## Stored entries
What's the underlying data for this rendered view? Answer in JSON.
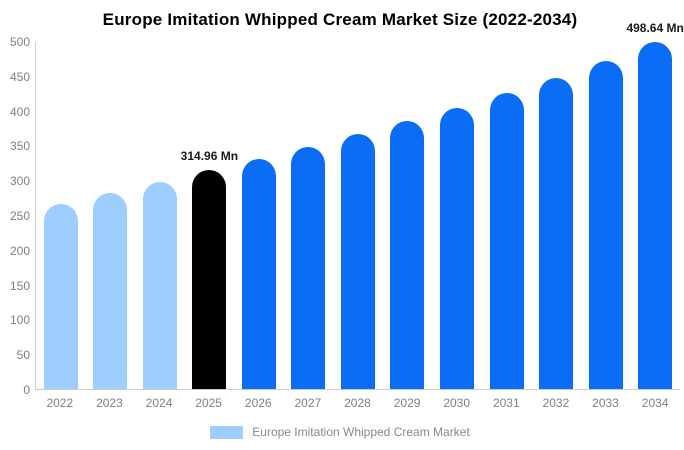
{
  "title": "Europe Imitation Whipped Cream Market Size (2022-2034)",
  "legend": {
    "label": "Europe Imitation Whipped Cream Market"
  },
  "colors": {
    "historical": "#9DCEFF",
    "base_year": "#000000",
    "forecast": "#0B6CF6",
    "axis_line": "#CCCCCC",
    "tick_text": "#808080",
    "data_label_text": "#1A1A1A"
  },
  "chart_data": {
    "type": "bar",
    "title": "Europe Imitation Whipped Cream Market Size (2022-2034)",
    "categories": [
      "2022",
      "2023",
      "2024",
      "2025",
      "2026",
      "2027",
      "2028",
      "2029",
      "2030",
      "2031",
      "2032",
      "2033",
      "2034"
    ],
    "values": [
      266,
      281,
      298,
      314.96,
      331,
      348,
      366,
      385,
      404,
      425,
      447,
      471,
      498.64
    ],
    "bar_roles": [
      "historical",
      "historical",
      "historical",
      "base",
      "forecast",
      "forecast",
      "forecast",
      "forecast",
      "forecast",
      "forecast",
      "forecast",
      "forecast",
      "forecast"
    ],
    "bar_labels": [
      "",
      "",
      "",
      "314.96 Mn",
      "",
      "",
      "",
      "",
      "",
      "",
      "",
      "",
      "498.64 Mn"
    ],
    "xlabel": "",
    "ylabel": "",
    "ylim": [
      0,
      500
    ],
    "yticks": [
      0,
      50,
      100,
      150,
      200,
      250,
      300,
      350,
      400,
      450,
      500
    ],
    "grid": false,
    "legend_position": "bottom",
    "legend_entries": [
      "Europe Imitation Whipped Cream Market"
    ]
  }
}
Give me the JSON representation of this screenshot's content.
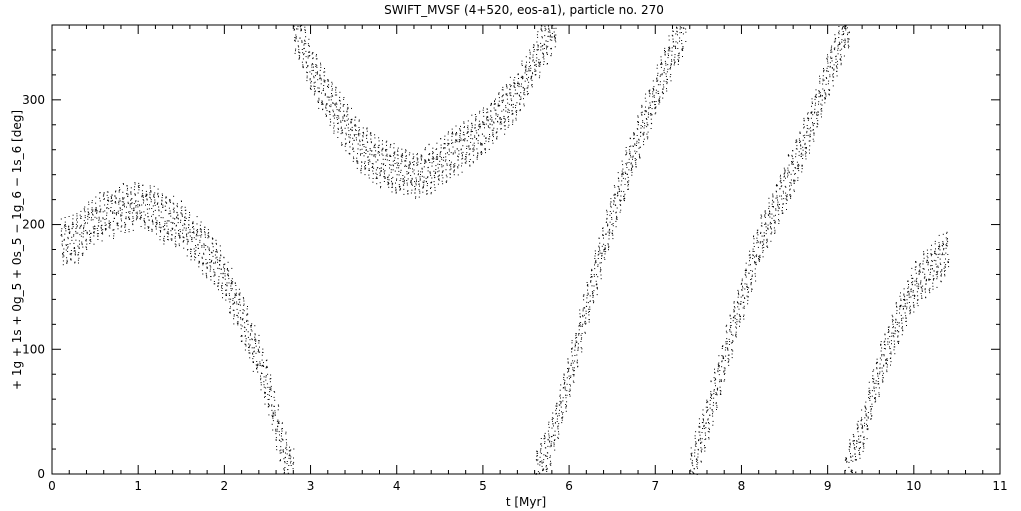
{
  "chart_data": {
    "type": "scatter",
    "title": "SWIFT_MVSF (4+520, eos-a1), particle no. 270",
    "xlabel": "t [Myr]",
    "ylabel": "+ 1g + 1s + 0g_5 + 0s_5 − 1g_6 − 1s_6 [deg]",
    "xlim": [
      0,
      11
    ],
    "ylim": [
      0,
      360
    ],
    "x_ticks": [
      "0",
      "1",
      "2",
      "3",
      "4",
      "5",
      "6",
      "7",
      "8",
      "9",
      "10",
      "11"
    ],
    "y_ticks": [
      "0",
      "100",
      "200",
      "300"
    ],
    "grid": false,
    "color": "#000000",
    "series": [
      {
        "points": [
          [
            0.1,
            185
          ],
          [
            0.3,
            190
          ],
          [
            0.5,
            205
          ],
          [
            0.7,
            210
          ],
          [
            0.9,
            215
          ],
          [
            1.1,
            215
          ],
          [
            1.3,
            205
          ],
          [
            1.5,
            200
          ],
          [
            1.7,
            185
          ],
          [
            1.9,
            170
          ],
          [
            2.05,
            150
          ],
          [
            2.2,
            125
          ],
          [
            2.35,
            100
          ],
          [
            2.5,
            70
          ],
          [
            2.6,
            40
          ],
          [
            2.7,
            15
          ],
          [
            2.8,
            0
          ]
        ]
      },
      {
        "points": [
          [
            2.8,
            360
          ],
          [
            2.9,
            345
          ],
          [
            3.0,
            325
          ],
          [
            3.2,
            300
          ],
          [
            3.4,
            280
          ],
          [
            3.6,
            260
          ],
          [
            3.8,
            250
          ],
          [
            4.0,
            245
          ],
          [
            4.2,
            240
          ],
          [
            4.4,
            245
          ],
          [
            4.6,
            255
          ],
          [
            4.8,
            265
          ],
          [
            5.0,
            275
          ],
          [
            5.2,
            290
          ],
          [
            5.4,
            305
          ],
          [
            5.55,
            325
          ],
          [
            5.7,
            345
          ],
          [
            5.85,
            360
          ]
        ]
      },
      {
        "points": [
          [
            5.6,
            0
          ],
          [
            5.8,
            30
          ],
          [
            6.0,
            80
          ],
          [
            6.2,
            135
          ],
          [
            6.4,
            185
          ],
          [
            6.6,
            230
          ],
          [
            6.8,
            270
          ],
          [
            7.0,
            305
          ],
          [
            7.2,
            340
          ],
          [
            7.35,
            360
          ]
        ]
      },
      {
        "points": [
          [
            7.4,
            0
          ],
          [
            7.6,
            45
          ],
          [
            7.8,
            95
          ],
          [
            8.0,
            140
          ],
          [
            8.2,
            185
          ],
          [
            8.4,
            215
          ],
          [
            8.6,
            245
          ],
          [
            8.8,
            280
          ],
          [
            9.0,
            320
          ],
          [
            9.2,
            355
          ],
          [
            9.25,
            360
          ]
        ]
      },
      {
        "points": [
          [
            9.2,
            0
          ],
          [
            9.4,
            35
          ],
          [
            9.6,
            85
          ],
          [
            9.8,
            120
          ],
          [
            10.0,
            150
          ],
          [
            10.2,
            165
          ],
          [
            10.4,
            180
          ]
        ]
      }
    ]
  }
}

## Stated task
Using the records above, copy every line that has the word "Market" in it.

## Answer to this task
  "title": "Europe Imitation Whipped Cream Market Size (2022-2034)",
    "label": "Europe Imitation Whipped Cream Market"
    "title": "Europe Imitation Whipped Cream Market Size (2022-2034)",
      "Europe Imitation Whipped Cream Market"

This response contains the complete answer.